## begin

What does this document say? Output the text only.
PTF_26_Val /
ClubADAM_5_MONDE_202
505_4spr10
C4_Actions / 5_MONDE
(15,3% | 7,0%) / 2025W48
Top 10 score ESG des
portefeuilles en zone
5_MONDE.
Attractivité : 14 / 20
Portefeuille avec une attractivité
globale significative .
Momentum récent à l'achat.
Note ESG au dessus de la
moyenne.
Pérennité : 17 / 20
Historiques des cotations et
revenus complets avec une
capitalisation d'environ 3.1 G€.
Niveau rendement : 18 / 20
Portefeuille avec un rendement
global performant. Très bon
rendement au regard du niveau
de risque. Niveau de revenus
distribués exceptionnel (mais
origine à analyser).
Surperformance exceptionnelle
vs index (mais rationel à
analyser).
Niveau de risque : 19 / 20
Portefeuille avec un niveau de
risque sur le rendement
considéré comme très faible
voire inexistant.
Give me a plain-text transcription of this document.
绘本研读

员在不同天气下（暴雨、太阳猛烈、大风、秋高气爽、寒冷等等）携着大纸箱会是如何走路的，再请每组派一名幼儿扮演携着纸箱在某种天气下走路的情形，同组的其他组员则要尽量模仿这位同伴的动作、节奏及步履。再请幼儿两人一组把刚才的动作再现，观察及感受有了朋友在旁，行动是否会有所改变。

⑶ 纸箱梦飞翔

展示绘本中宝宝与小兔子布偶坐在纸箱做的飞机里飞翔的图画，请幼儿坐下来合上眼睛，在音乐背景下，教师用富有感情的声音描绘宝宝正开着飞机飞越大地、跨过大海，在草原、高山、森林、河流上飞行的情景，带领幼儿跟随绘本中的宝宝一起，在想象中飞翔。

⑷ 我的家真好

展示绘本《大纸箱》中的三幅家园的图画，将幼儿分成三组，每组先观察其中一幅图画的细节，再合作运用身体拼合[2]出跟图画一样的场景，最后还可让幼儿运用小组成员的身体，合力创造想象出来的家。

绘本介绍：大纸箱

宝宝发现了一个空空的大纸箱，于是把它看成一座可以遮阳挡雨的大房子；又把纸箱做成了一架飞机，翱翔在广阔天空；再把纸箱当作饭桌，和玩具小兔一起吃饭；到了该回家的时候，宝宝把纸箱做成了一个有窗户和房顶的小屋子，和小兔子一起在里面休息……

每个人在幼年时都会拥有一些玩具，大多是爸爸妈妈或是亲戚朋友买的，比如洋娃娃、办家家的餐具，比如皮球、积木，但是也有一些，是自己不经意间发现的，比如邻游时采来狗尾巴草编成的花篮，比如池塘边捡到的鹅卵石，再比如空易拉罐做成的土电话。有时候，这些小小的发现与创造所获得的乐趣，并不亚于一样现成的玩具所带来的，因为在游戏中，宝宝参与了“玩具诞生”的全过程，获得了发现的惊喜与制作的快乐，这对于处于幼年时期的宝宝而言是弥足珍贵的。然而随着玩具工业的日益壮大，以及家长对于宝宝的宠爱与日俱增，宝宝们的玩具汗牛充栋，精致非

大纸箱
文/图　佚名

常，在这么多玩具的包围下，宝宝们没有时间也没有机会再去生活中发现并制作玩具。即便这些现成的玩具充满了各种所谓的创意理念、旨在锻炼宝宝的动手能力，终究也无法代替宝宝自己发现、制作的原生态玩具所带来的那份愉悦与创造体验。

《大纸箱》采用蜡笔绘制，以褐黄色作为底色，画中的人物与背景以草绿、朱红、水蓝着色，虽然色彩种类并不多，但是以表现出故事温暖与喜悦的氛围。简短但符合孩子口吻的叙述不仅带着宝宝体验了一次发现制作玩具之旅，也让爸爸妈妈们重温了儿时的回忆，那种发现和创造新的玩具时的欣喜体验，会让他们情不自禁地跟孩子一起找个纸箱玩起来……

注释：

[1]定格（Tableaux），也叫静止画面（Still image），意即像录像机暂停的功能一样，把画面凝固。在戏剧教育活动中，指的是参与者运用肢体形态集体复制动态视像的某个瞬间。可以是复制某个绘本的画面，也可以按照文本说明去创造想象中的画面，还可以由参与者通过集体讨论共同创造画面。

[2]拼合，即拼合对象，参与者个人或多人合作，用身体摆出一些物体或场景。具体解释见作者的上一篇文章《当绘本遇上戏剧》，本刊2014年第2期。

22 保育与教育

## end

§ **Goal of the exercise**: Reproduce each line of the material above precisely.

§ **Output of the exercise**:
What does this document say? Output the text only.
PTF_26_Val /
ClubADAM_5_MONDE_202
505_4spr10
C4_Actions / 5_MONDE
(15,3% | 7,0%) / 2025W48
Top 10 score ESG des
portefeuilles en zone
5_MONDE.
Attractivité : 14 / 20
Portefeuille avec une attractivité
globale significative .
Momentum récent à l'achat.
Note ESG au dessus de la
moyenne.
Pérennité : 17 / 20
Historiques des cotations et
revenus complets avec une
capitalisation d'environ 3.1 G€.
Niveau rendement : 18 / 20
Portefeuille avec un rendement
global performant. Très bon
rendement au regard du niveau
de risque. Niveau de revenus
distribués exceptionnel (mais
origine à analyser).
Surperformance exceptionnelle
vs index (mais rationel à
analyser).
Niveau de risque : 19 / 20
Portefeuille avec un niveau de
risque sur le rendement
considéré comme très faible
voire inexistant.
Give me a plain-text transcription of this document.
绘本研读

员在不同天气下（暴雨、太阳猛烈、大风、秋高气爽、寒冷等等）携着大纸箱会是如何走路的，再请每组派一名幼儿扮演携着纸箱在某种天气下走路的情形，同组的其他组员则要尽量模仿这位同伴的动作、节奏及步履。再请幼儿两人一组把刚才的动作再现，观察及感受有了朋友在旁，行动是否会有所改变。

⑶ 纸箱梦飞翔

展示绘本中宝宝与小兔子布偶坐在纸箱做的飞机里飞翔的图画，请幼儿坐下来合上眼睛，在音乐背景下，教师用富有感情的声音描绘宝宝正开着飞机飞越大地、跨过大海，在草原、高山、森林、河流上飞行的情景，带领幼儿跟随绘本中的宝宝一起，在想象中飞翔。

⑷ 我的家真好

展示绘本《大纸箱》中的三幅家园的图画，将幼儿分成三组，每组先观察其中一幅图画的细节，再合作运用身体拼合[2]出跟图画一样的场景，最后还可让幼儿运用小组成员的身体，合力创造想象出来的家。

绘本介绍：大纸箱

宝宝发现了一个空空的大纸箱，于是把它看成一座可以遮阳挡雨的大房子；又把纸箱做成了一架飞机，翱翔在广阔天空；再把纸箱当作饭桌，和玩具小兔一起吃饭；到了该回家的时候，宝宝把纸箱做成了一个有窗户和房顶的小屋子，和小兔子一起在里面休息……

每个人在幼年时都会拥有一些玩具，大多是爸爸妈妈或是亲戚朋友买的，比如洋娃娃、办家家的餐具，比如皮球、积木，但是也有一些，是自己不经意间发现的，比如邻游时采来狗尾巴草编成的花篮，比如池塘边捡到的鹅卵石，再比如空易拉罐做成的土电话。有时候，这些小小的发现与创造所获得的乐趣，并不亚于一样现成的玩具所带来的，因为在游戏中，宝宝参与了“玩具诞生”的全过程，获得了发现的惊喜与制作的快乐，这对于处于幼年时期的宝宝而言是弥足珍贵的。然而随着玩具工业的日益壮大，以及家长对于宝宝的宠爱与日俱增，宝宝们的玩具汗牛充栋，精致非

大纸箱
文/图　佚名

常，在这么多玩具的包围下，宝宝们没有时间也没有机会再去生活中发现并制作玩具。即便这些现成的玩具充满了各种所谓的创意理念、旨在锻炼宝宝的动手能力，终究也无法代替宝宝自己发现、制作的原生态玩具所带来的那份愉悦与创造体验。

《大纸箱》采用蜡笔绘制，以褐黄色作为底色，画中的人物与背景以草绿、朱红、水蓝着色，虽然色彩种类并不多，但是以表现出故事温暖与喜悦的氛围。简短但符合孩子口吻的叙述不仅带着宝宝体验了一次发现制作玩具之旅，也让爸爸妈妈们重温了儿时的回忆，那种发现和创造新的玩具时的欣喜体验，会让他们情不自禁地跟孩子一起找个纸箱玩起来……

注释：

[1]定格（Tableaux），也叫静止画面（Still image），意即像录像机暂停的功能一样，把画面凝固。在戏剧教育活动中，指的是参与者运用肢体形态集体复制动态视像的某个瞬间。可以是复制某个绘本的画面，也可以按照文本说明去创造想象中的画面，还可以由参与者通过集体讨论共同创造画面。

[2]拼合，即拼合对象，参与者个人或多人合作，用身体摆出一些物体或场景。具体解释见作者的上一篇文章《当绘本遇上戏剧》，本刊2014年第2期。

22 保育与教育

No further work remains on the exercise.